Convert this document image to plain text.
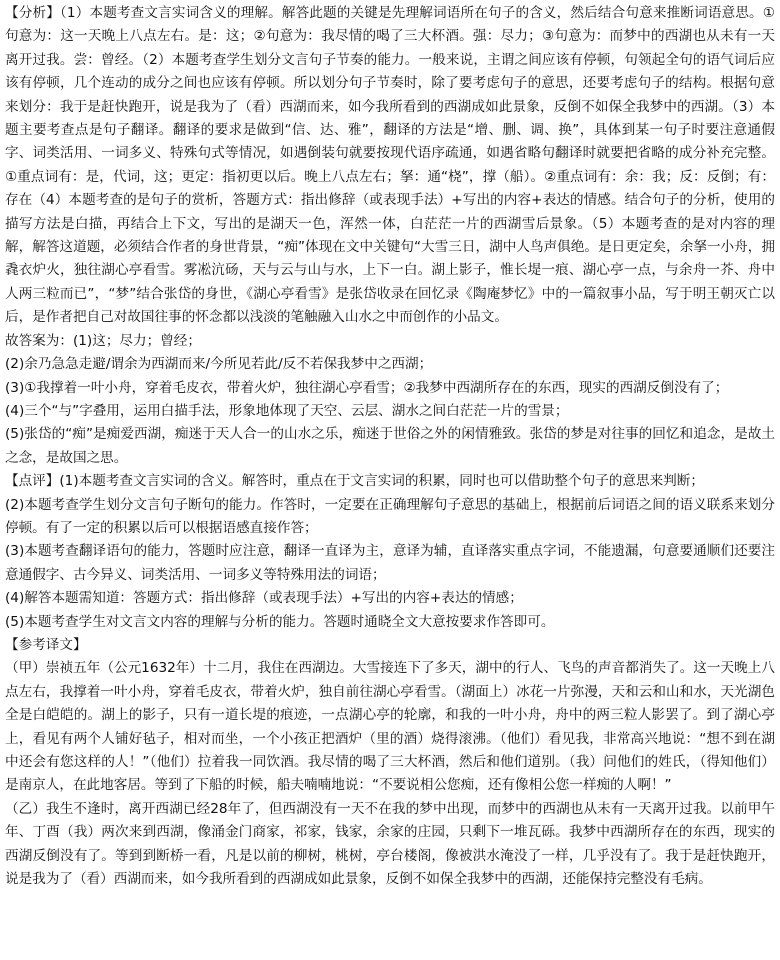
【分析】（1）本题考查文言实词含义的理解。解答此题的关键是先理解词语所在句子的含义，然后结合句意来推断词语意思。①句意为：这一天晚上八点左右。是：这；②句意为：我尽情的喝了三大杯酒。强：尽力；③句意为：而梦中的西湖也从未有一天离开过我。尝：曾经。（2）本题考查学生划分文言句子节奏的能力。一般来说，主谓之间应该有停顿，句领起全句的语气词后应该有停顿，几个连动的成分之间也应该有停顿。所以划分句子节奏时，除了要考虑句子的意思，还要考虑句子的结构。根据句意来划分：我于是赶快跑开，说是我为了（看）西湖而来，如今我所看到的西湖成如此景象，反倒不如保全我梦中的西湖。（3）本题主要考查点是句子翻译。翻译的要求是做到“信、达、雅”，翻译的方法是“增、删、调、换”，具体到某一句子时要注意通假字、词类活用、一词多义、特殊句式等情况，如遇倒装句就要按现代语序疏通，如遇省略句翻译时就要把省略的成分补充完整。①重点词有：是，代词，这；更定：指初更以后。晚上八点左右；拏：通“桡”，撑（船）。②重点词有：余：我；反：反倒；有：存在（4）本题考查的是句子的赏析，答题方式：指出修辞（或表现手法）+写出的内容+表达的情感。结合句子的分析，使用的描写方法是白描，再结合上下文，写出的是湖天一色，浑然一体，白茫茫一片的西湖雪后景象。（5）本题考查的是对内容的理解，解答这道题，必须结合作者的身世背景，“痴”体现在文中关键句“大雪三日，湖中人鸟声俱绝。是日更定矣，余拏一小舟，拥毳衣炉火，独往湖心亭看雪。雾凇沆砀，天与云与山与水，上下一白。湖上影子，惟长堤一痕、湖心亭一点，与余舟一芥、舟中人两三粒而已”，“梦”结合张岱的身世，《湖心亭看雪》是张岱收录在回忆录《陶庵梦忆》中的一篇叙事小品，写于明王朝灭亡以后，是作者把自己对故国往事的怀念都以浅淡的笔触融入山水之中而创作的小品文。

故答案为：(1)这；尽力；曾经；

(2)余乃急急走避/谓余为西湖而来/今所见若此/反不若保我梦中之西湖；

(3)①我撑着一叶小舟，穿着毛皮衣，带着火炉，独往湖心亭看雪；②我梦中西湖所存在的东西，现实的西湖反倒没有了；

(4)三个“与”字叠用，运用白描手法，形象地体现了天空、云层、湖水之间白茫茫一片的雪景；

(5)张岱的“痴”是痴爱西湖，痴迷于天人合一的山水之乐，痴迷于世俗之外的闲情雅致。张岱的梦是对往事的回忆和追念，是故土之念，是故国之思。

【点评】(1)本题考查文言实词的含义。解答时，重点在于文言实词的积累，同时也可以借助整个句子的意思来判断；

(2)本题考查学生划分文言句子断句的能力。作答时，一定要在正确理解句子意思的基础上，根据前后词语之间的语义联系来划分停顿。有了一定的积累以后可以根据语感直接作答；

(3)本题考查翻译语句的能力，答题时应注意，翻译一直译为主，意译为辅，直译落实重点字词，不能遗漏，句意要通顺们还要注意通假字、古今异义、词类活用、一词多义等特殊用法的词语；

(4)解答本题需知道：答题方式：指出修辞（或表现手法）+写出的内容+表达的情感；

(5)本题考查学生对文言文内容的理解与分析的能力。答题时通晓全文大意按要求作答即可。

【参考译文】

（甲）崇祯五年（公元1632年）十二月，我住在西湖边。大雪接连下了多天，湖中的行人、飞鸟的声音都消失了。这一天晚上八点左右，我撑着一叶小舟，穿着毛皮衣，带着火炉，独自前往湖心亭看雪。（湖面上）冰花一片弥漫，天和云和山和水，天光湖色全是白皑皑的。湖上的影子，只有一道长堤的痕迹，一点湖心亭的轮廓，和我的一叶小舟，舟中的两三粒人影罢了。到了湖心亭上，看见有两个人铺好毡子，相对而坐，一个小孩正把酒炉（里的酒）烧得滚沸。（他们）看见我，非常高兴地说：“想不到在湖中还会有您这样的人！”（他们）拉着我一同饮酒。我尽情的喝了三大杯酒，然后和他们道别。（我）问他们的姓氏，（得知他们）是南京人，在此地客居。等到了下船的时候，船夫喃喃地说：“不要说相公您痴，还有像相公您一样痴的人啊！”

（乙）我生不逢时，离开西湖已经28年了，但西湖没有一天不在我的梦中出现，而梦中的西湖也从未有一天离开过我。以前甲午年、丁酉（我）两次来到西湖，像涌金门商家，祁家，钱家，余家的庄园，只剩下一堆瓦砾。我梦中西湖所存在的东西，现实的西湖反倒没有了。等到到断桥一看，凡是以前的柳树，桃树，亭台楼阁，像被洪水淹没了一样，几乎没有了。我于是赶快跑开，说是我为了（看）西湖而来，如今我所看到的西湖成如此景象，反倒不如保全我梦中的西湖，还能保持完整没有毛病。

# # #

REQUIRED WORK
Give back each entry exactly as it appears, with no pictures.

FINAL ANSWER
Convert this document image to plain text.
【分析】（1）本题考查文言实词含义的理解。解答此题的关键是先理解词语所在句子的含义，然后结合句意来推断词语意思。①句意为：这一天晚上八点左右。是：这；②句意为：我尽情的喝了三大杯酒。强：尽力；③句意为：而梦中的西湖也从未有一天离开过我。尝：曾经。（2）本题考查学生划分文言句子节奏的能力。一般来说，主谓之间应该有停顿，句领起全句的语气词后应该有停顿，几个连动的成分之间也应该有停顿。所以划分句子节奏时，除了要考虑句子的意思，还要考虑句子的结构。根据句意来划分：我于是赶快跑开，说是我为了（看）西湖而来，如今我所看到的西湖成如此景象，反倒不如保全我梦中的西湖。（3）本题主要考查点是句子翻译。翻译的要求是做到“信、达、雅”，翻译的方法是“增、删、调、换”，具体到某一句子时要注意通假字、词类活用、一词多义、特殊句式等情况，如遇倒装句就要按现代语序疏通，如遇省略句翻译时就要把省略的成分补充完整。①重点词有：是，代词，这；更定：指初更以后。晚上八点左右；拏：通“桡”，撑（船）。②重点词有：余：我；反：反倒；有：存在（4）本题考查的是句子的赏析，答题方式：指出修辞（或表现手法）+写出的内容+表达的情感。结合句子的分析，使用的描写方法是白描，再结合上下文，写出的是湖天一色，浑然一体，白茫茫一片的西湖雪后景象。（5）本题考查的是对内容的理解，解答这道题，必须结合作者的身世背景，“痴”体现在文中关键句“大雪三日，湖中人鸟声俱绝。是日更定矣，余拏一小舟，拥毳衣炉火，独往湖心亭看雪。雾凇沆砀，天与云与山与水，上下一白。湖上影子，惟长堤一痕、湖心亭一点，与余舟一芥、舟中人两三粒而已”，“梦”结合张岱的身世，《湖心亭看雪》是张岱收录在回忆录《陶庵梦忆》中的一篇叙事小品，写于明王朝灭亡以后，是作者把自己对故国往事的怀念都以浅淡的笔触融入山水之中而创作的小品文。

故答案为：(1)这；尽力；曾经；

(2)余乃急急走避/谓余为西湖而来/今所见若此/反不若保我梦中之西湖；

(3)①我撑着一叶小舟，穿着毛皮衣，带着火炉，独往湖心亭看雪；②我梦中西湖所存在的东西，现实的西湖反倒没有了；

(4)三个“与”字叠用，运用白描手法，形象地体现了天空、云层、湖水之间白茫茫一片的雪景；

(5)张岱的“痴”是痴爱西湖，痴迷于天人合一的山水之乐，痴迷于世俗之外的闲情雅致。张岱的梦是对往事的回忆和追念，是故土之念，是故国之思。

【点评】(1)本题考查文言实词的含义。解答时，重点在于文言实词的积累，同时也可以借助整个句子的意思来判断；

(2)本题考查学生划分文言句子断句的能力。作答时，一定要在正确理解句子意思的基础上，根据前后词语之间的语义联系来划分停顿。有了一定的积累以后可以根据语感直接作答；

(3)本题考查翻译语句的能力，答题时应注意，翻译一直译为主，意译为辅，直译落实重点字词，不能遗漏，句意要通顺们还要注意通假字、古今异义、词类活用、一词多义等特殊用法的词语；

(4)解答本题需知道：答题方式：指出修辞（或表现手法）+写出的内容+表达的情感；

(5)本题考查学生对文言文内容的理解与分析的能力。答题时通晓全文大意按要求作答即可。

【参考译文】

（甲）崇祯五年（公元1632年）十二月，我住在西湖边。大雪接连下了多天，湖中的行人、飞鸟的声音都消失了。这一天晚上八点左右，我撑着一叶小舟，穿着毛皮衣，带着火炉，独自前往湖心亭看雪。（湖面上）冰花一片弥漫，天和云和山和水，天光湖色全是白皑皑的。湖上的影子，只有一道长堤的痕迹，一点湖心亭的轮廓，和我的一叶小舟，舟中的两三粒人影罢了。到了湖心亭上，看见有两个人铺好毡子，相对而坐，一个小孩正把酒炉（里的酒）烧得滚沸。（他们）看见我，非常高兴地说：“想不到在湖中还会有您这样的人！”（他们）拉着我一同饮酒。我尽情的喝了三大杯酒，然后和他们道别。（我）问他们的姓氏，（得知他们）是南京人，在此地客居。等到了下船的时候，船夫喃喃地说：“不要说相公您痴，还有像相公您一样痴的人啊！”

（乙）我生不逢时，离开西湖已经28年了，但西湖没有一天不在我的梦中出现，而梦中的西湖也从未有一天离开过我。以前甲午年、丁酉（我）两次来到西湖，像涌金门商家，祁家，钱家，余家的庄园，只剩下一堆瓦砾。我梦中西湖所存在的东西，现实的西湖反倒没有了。等到到断桥一看，凡是以前的柳树，桃树，亭台楼阁，像被洪水淹没了一样，几乎没有了。我于是赶快跑开，说是我为了（看）西湖而来，如今我所看到的西湖成如此景象，反倒不如保全我梦中的西湖，还能保持完整没有毛病。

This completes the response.